All entries below are to be set down again, identical to the source.
— START OF Supplied data —
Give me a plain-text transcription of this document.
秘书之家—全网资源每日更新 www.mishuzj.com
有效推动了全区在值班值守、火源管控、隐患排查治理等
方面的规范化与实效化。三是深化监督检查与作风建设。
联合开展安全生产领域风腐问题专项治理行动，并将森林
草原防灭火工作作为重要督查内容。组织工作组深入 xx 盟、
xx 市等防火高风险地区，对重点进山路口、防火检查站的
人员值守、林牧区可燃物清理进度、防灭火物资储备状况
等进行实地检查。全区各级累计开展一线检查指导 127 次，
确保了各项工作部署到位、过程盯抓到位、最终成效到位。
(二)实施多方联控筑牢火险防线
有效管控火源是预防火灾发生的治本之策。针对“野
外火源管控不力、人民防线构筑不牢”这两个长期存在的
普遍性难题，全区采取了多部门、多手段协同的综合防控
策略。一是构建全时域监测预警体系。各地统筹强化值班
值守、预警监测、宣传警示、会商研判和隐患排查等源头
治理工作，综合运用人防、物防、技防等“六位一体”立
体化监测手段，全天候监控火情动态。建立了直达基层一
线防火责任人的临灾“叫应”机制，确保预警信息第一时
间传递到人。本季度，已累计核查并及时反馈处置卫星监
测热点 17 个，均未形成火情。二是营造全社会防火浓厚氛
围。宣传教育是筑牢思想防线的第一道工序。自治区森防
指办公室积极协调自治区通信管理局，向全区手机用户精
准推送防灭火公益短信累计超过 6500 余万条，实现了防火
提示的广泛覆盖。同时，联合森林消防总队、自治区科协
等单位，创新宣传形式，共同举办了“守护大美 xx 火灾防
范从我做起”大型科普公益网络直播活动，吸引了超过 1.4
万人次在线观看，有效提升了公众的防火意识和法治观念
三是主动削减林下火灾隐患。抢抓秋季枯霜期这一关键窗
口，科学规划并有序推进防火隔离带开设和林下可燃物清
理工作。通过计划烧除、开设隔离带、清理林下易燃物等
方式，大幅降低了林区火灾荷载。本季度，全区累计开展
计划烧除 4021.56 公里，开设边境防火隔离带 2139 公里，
— END OF Supplied data —
__Exercise response__:
Give me a plain-text transcription of this document.
秘书之家—全网资源每日更新 www.mishuzj.com
有效推动了全区在值班值守、火源管控、隐患排查治理等
方面的规范化与实效化。三是深化监督检查与作风建设。
联合开展安全生产领域风腐问题专项治理行动，并将森林
草原防灭火工作作为重要督查内容。组织工作组深入 xx 盟、
xx 市等防火高风险地区，对重点进山路口、防火检查站的
人员值守、林牧区可燃物清理进度、防灭火物资储备状况
等进行实地检查。全区各级累计开展一线检查指导 127 次，
确保了各项工作部署到位、过程盯抓到位、最终成效到位。
(二)实施多方联控筑牢火险防线
有效管控火源是预防火灾发生的治本之策。针对“野
外火源管控不力、人民防线构筑不牢”这两个长期存在的
普遍性难题，全区采取了多部门、多手段协同的综合防控
策略。一是构建全时域监测预警体系。各地统筹强化值班
值守、预警监测、宣传警示、会商研判和隐患排查等源头
治理工作，综合运用人防、物防、技防等“六位一体”立
体化监测手段，全天候监控火情动态。建立了直达基层一
线防火责任人的临灾“叫应”机制，确保预警信息第一时
间传递到人。本季度，已累计核查并及时反馈处置卫星监
测热点 17 个，均未形成火情。二是营造全社会防火浓厚氛
围。宣传教育是筑牢思想防线的第一道工序。自治区森防
指办公室积极协调自治区通信管理局，向全区手机用户精
准推送防灭火公益短信累计超过 6500 余万条，实现了防火
提示的广泛覆盖。同时，联合森林消防总队、自治区科协
等单位，创新宣传形式，共同举办了“守护大美 xx 火灾防
范从我做起”大型科普公益网络直播活动，吸引了超过 1.4
万人次在线观看，有效提升了公众的防火意识和法治观念
三是主动削减林下火灾隐患。抢抓秋季枯霜期这一关键窗
口，科学规划并有序推进防火隔离带开设和林下可燃物清
理工作。通过计划烧除、开设隔离带、清理林下易燃物等
方式，大幅降低了林区火灾荷载。本季度，全区累计开展
计划烧除 4021.56 公里，开设边境防火隔离带 2139 公里，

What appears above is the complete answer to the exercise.